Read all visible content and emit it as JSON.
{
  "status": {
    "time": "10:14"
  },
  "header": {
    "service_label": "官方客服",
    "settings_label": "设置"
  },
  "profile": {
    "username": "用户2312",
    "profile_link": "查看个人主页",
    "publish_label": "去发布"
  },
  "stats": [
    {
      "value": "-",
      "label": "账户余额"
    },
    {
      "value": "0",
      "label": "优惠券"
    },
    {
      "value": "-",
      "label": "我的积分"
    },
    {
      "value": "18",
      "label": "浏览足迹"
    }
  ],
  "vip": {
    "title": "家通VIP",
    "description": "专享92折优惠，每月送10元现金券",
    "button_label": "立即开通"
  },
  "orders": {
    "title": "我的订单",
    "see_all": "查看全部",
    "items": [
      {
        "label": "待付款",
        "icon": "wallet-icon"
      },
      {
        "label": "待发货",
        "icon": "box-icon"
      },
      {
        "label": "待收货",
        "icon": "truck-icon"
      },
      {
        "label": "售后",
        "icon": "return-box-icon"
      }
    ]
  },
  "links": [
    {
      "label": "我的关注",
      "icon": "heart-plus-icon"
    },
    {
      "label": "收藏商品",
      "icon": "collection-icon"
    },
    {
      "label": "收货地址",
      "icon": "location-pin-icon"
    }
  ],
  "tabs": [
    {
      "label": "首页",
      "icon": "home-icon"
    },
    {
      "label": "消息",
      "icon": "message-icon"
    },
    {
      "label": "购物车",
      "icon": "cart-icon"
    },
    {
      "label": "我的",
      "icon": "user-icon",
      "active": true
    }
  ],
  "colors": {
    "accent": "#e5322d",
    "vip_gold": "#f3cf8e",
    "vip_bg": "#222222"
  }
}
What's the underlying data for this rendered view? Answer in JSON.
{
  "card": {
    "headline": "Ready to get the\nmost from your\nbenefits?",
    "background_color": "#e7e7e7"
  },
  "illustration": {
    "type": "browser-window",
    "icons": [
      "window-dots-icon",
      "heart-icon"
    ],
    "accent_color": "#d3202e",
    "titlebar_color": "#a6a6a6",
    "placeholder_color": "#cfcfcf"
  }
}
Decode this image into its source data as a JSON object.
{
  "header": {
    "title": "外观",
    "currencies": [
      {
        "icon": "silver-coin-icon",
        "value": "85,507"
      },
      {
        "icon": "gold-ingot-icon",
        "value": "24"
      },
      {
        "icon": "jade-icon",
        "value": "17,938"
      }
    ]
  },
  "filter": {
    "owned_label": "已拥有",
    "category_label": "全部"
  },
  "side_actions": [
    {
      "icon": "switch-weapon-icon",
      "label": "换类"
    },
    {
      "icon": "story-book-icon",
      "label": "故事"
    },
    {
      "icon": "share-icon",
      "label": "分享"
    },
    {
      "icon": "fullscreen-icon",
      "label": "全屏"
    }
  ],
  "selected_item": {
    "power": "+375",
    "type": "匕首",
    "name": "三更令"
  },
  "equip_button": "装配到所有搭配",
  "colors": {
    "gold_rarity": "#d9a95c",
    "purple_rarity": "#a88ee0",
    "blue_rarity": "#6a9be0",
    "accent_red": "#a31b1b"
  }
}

▸ Exercise: Transcribe the material above in its entirety. Match it exactly.

▸ Complete output:
Read all visible content and emit it as JSON.
{
  "status": {
    "time": "10:14"
  },
  "header": {
    "service_label": "官方客服",
    "settings_label": "设置"
  },
  "profile": {
    "username": "用户2312",
    "profile_link": "查看个人主页",
    "publish_label": "去发布"
  },
  "stats": [
    {
      "value": "-",
      "label": "账户余额"
    },
    {
      "value": "0",
      "label": "优惠券"
    },
    {
      "value": "-",
      "label": "我的积分"
    },
    {
      "value": "18",
      "label": "浏览足迹"
    }
  ],
  "vip": {
    "title": "家通VIP",
    "description": "专享92折优惠，每月送10元现金券",
    "button_label": "立即开通"
  },
  "orders": {
    "title": "我的订单",
    "see_all": "查看全部",
    "items": [
      {
        "label": "待付款",
        "icon": "wallet-icon"
      },
      {
        "label": "待发货",
        "icon": "box-icon"
      },
      {
        "label": "待收货",
        "icon": "truck-icon"
      },
      {
        "label": "售后",
        "icon": "return-box-icon"
      }
    ]
  },
  "links": [
    {
      "label": "我的关注",
      "icon": "heart-plus-icon"
    },
    {
      "label": "收藏商品",
      "icon": "collection-icon"
    },
    {
      "label": "收货地址",
      "icon": "location-pin-icon"
    }
  ],
  "tabs": [
    {
      "label": "首页",
      "icon": "home-icon"
    },
    {
      "label": "消息",
      "icon": "message-icon"
    },
    {
      "label": "购物车",
      "icon": "cart-icon"
    },
    {
      "label": "我的",
      "icon": "user-icon",
      "active": true
    }
  ],
  "colors": {
    "accent": "#e5322d",
    "vip_gold": "#f3cf8e",
    "vip_bg": "#222222"
  }
}
What's the underlying data for this rendered view? Answer in JSON.
{
  "card": {
    "headline": "Ready to get the\nmost from your\nbenefits?",
    "background_color": "#e7e7e7"
  },
  "illustration": {
    "type": "browser-window",
    "icons": [
      "window-dots-icon",
      "heart-icon"
    ],
    "accent_color": "#d3202e",
    "titlebar_color": "#a6a6a6",
    "placeholder_color": "#cfcfcf"
  }
}
Decode this image into its source data as a JSON object.
{
  "header": {
    "title": "外观",
    "currencies": [
      {
        "icon": "silver-coin-icon",
        "value": "85,507"
      },
      {
        "icon": "gold-ingot-icon",
        "value": "24"
      },
      {
        "icon": "jade-icon",
        "value": "17,938"
      }
    ]
  },
  "filter": {
    "owned_label": "已拥有",
    "category_label": "全部"
  },
  "side_actions": [
    {
      "icon": "switch-weapon-icon",
      "label": "换类"
    },
    {
      "icon": "story-book-icon",
      "label": "故事"
    },
    {
      "icon": "share-icon",
      "label": "分享"
    },
    {
      "icon": "fullscreen-icon",
      "label": "全屏"
    }
  ],
  "selected_item": {
    "power": "+375",
    "type": "匕首",
    "name": "三更令"
  },
  "equip_button": "装配到所有搭配",
  "colors": {
    "gold_rarity": "#d9a95c",
    "purple_rarity": "#a88ee0",
    "blue_rarity": "#6a9be0",
    "accent_red": "#a31b1b"
  }
}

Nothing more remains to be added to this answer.